Input for this task:

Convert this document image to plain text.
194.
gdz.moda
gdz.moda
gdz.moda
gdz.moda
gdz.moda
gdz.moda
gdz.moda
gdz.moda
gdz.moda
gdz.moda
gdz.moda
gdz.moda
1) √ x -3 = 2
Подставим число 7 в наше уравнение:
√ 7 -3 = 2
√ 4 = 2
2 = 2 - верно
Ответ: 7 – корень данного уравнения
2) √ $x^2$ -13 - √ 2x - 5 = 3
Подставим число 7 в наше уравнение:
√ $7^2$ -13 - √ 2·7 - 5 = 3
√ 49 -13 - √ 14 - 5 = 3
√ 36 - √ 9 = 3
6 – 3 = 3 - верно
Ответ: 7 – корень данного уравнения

==

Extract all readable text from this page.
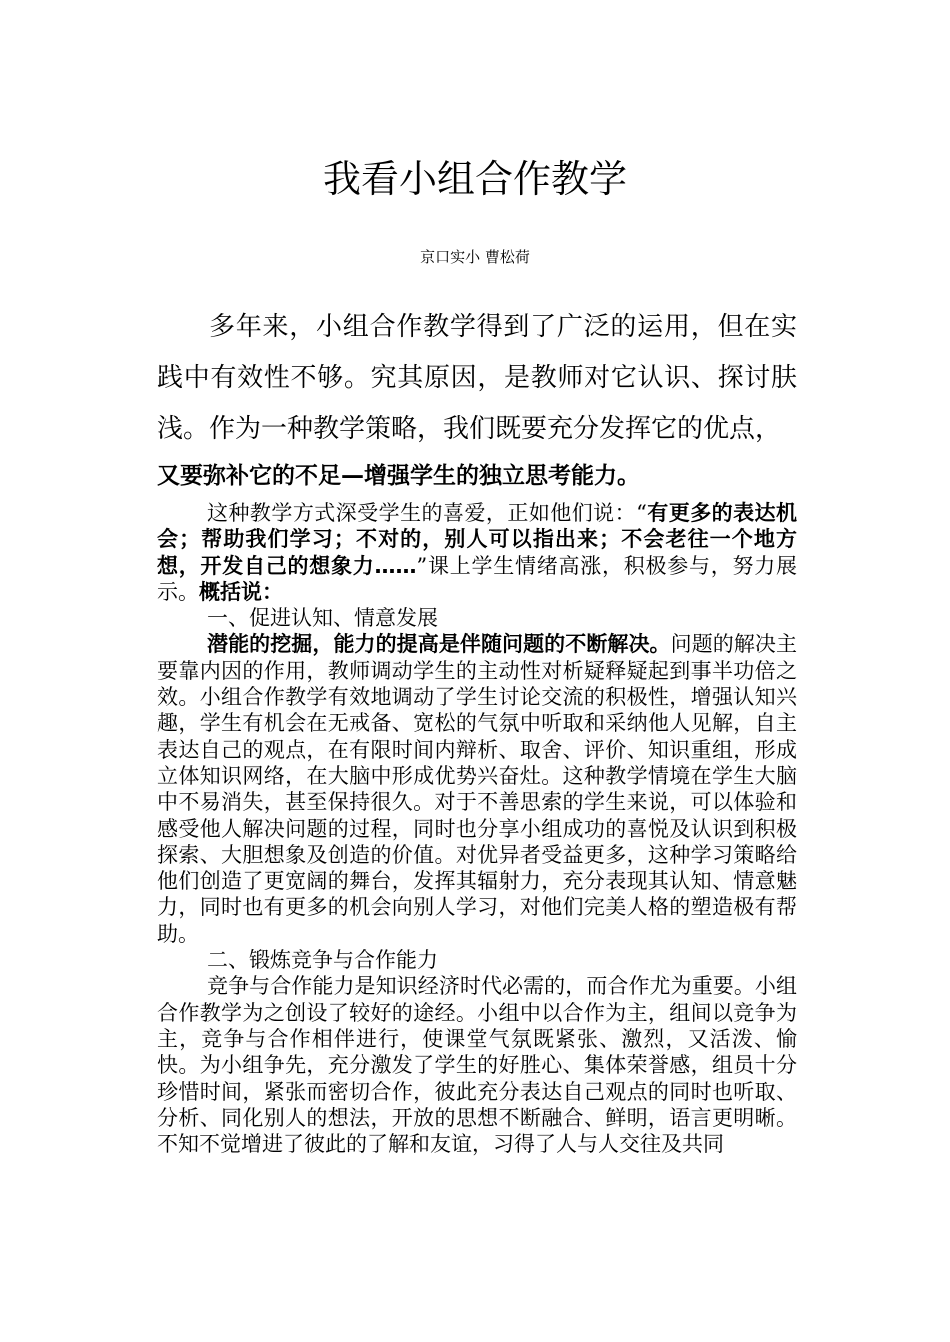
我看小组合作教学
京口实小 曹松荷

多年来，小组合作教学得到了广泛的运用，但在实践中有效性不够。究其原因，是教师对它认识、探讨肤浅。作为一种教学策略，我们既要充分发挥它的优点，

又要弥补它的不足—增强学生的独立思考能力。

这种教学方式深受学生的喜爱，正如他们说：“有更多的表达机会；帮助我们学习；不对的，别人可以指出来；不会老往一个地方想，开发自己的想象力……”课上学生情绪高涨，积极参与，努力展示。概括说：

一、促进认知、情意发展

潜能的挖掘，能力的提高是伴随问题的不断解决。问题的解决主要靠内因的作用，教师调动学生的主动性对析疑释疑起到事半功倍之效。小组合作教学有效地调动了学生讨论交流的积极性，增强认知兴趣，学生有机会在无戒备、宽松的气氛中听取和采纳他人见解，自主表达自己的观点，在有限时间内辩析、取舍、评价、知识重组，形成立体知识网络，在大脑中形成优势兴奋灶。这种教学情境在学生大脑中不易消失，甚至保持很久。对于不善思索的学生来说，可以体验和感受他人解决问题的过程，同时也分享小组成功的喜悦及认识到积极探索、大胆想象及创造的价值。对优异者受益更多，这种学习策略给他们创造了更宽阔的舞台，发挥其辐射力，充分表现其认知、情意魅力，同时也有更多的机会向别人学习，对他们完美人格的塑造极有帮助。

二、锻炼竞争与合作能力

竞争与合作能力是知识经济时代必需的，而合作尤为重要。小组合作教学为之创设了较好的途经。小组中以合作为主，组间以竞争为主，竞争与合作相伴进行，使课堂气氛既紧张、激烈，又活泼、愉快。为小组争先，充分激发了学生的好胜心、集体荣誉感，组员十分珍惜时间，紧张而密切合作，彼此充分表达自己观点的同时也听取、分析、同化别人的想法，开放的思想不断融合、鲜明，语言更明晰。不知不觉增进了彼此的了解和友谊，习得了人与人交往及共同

Problem: Copy each line holding the word "text" from the listing above.

Exercise answer:
Convert this document image to plain text.
Extract all readable text from this page.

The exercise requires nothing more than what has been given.